▶ Job
Count the lines below that contain the word "Real". Give only the number.

---- Data to use

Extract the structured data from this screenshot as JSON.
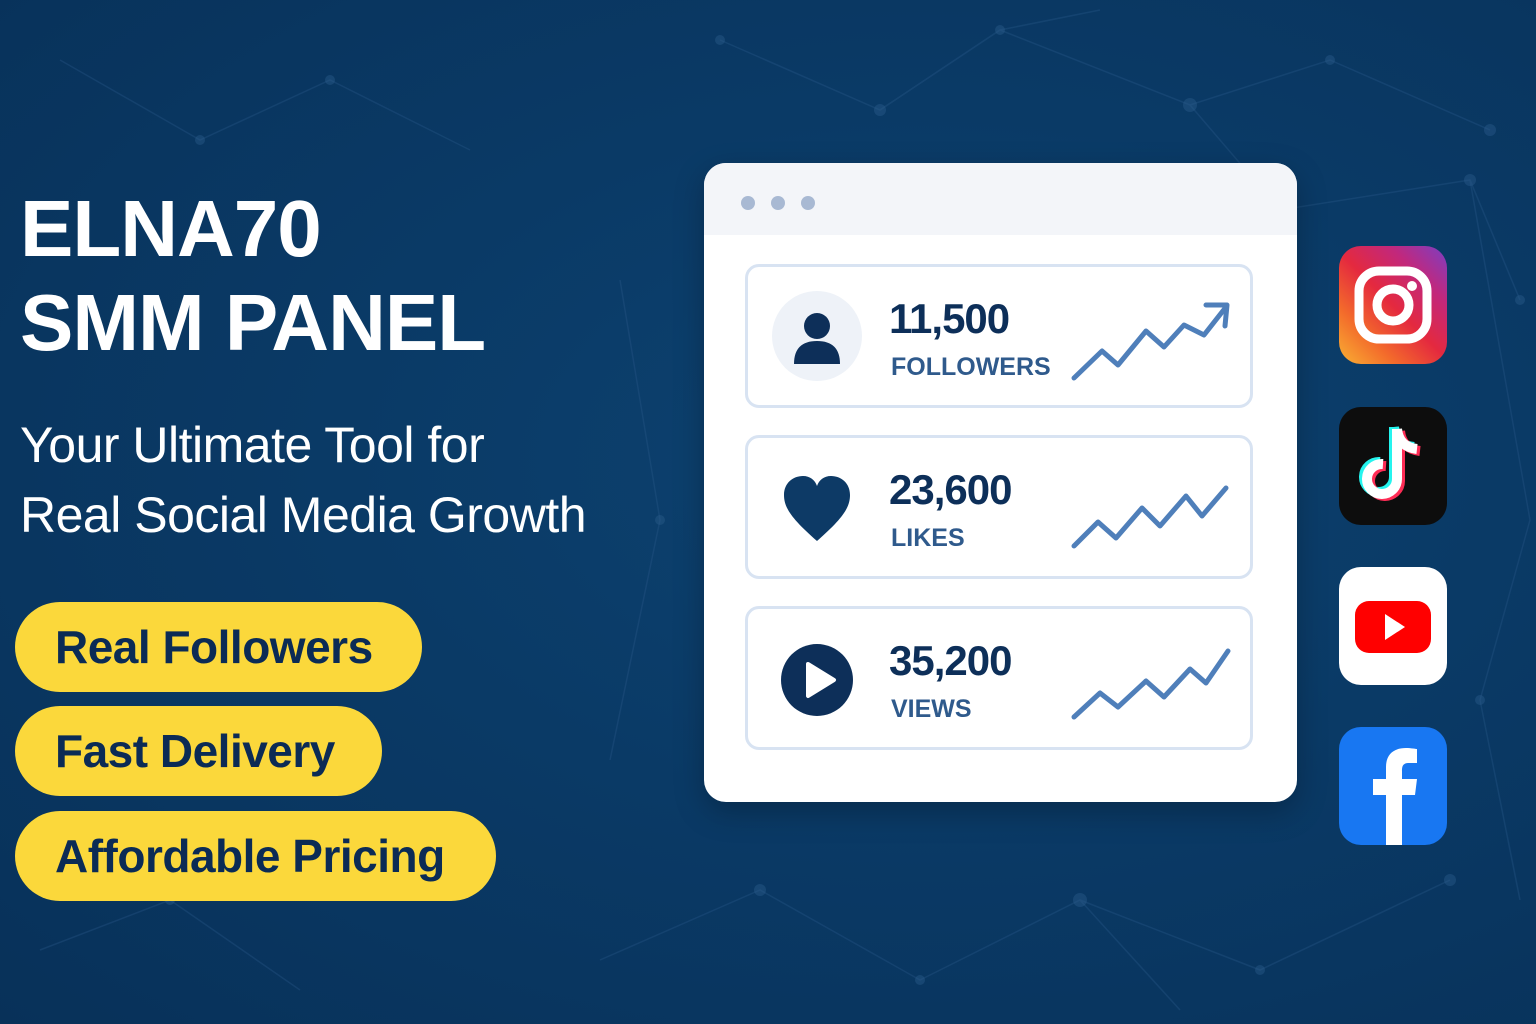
{
  "brand": {
    "title_line1": "ELNA70",
    "title_line2": "SMM PANEL",
    "tagline_line1": "Your Ultimate Tool for",
    "tagline_line2": "Real Social Media Growth"
  },
  "features": [
    "Real Followers",
    "Fast Delivery",
    "Affordable Pricing"
  ],
  "dashboard": {
    "stats": [
      {
        "value": "11,500",
        "label": "FOLLOWERS",
        "icon": "user-icon"
      },
      {
        "value": "23,600",
        "label": "LIKES",
        "icon": "heart-icon"
      },
      {
        "value": "35,200",
        "label": "VIEWS",
        "icon": "play-icon"
      }
    ]
  },
  "social_icons": [
    "instagram-icon",
    "tiktok-icon",
    "youtube-icon",
    "facebook-icon"
  ],
  "colors": {
    "background": "#0a3a66",
    "accent_yellow": "#fbd83b",
    "navy_text": "#0b2b55",
    "stat_blue": "#2f5a8c",
    "trend_line": "#4f7fba"
  }
}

--------

▶ Answer below
2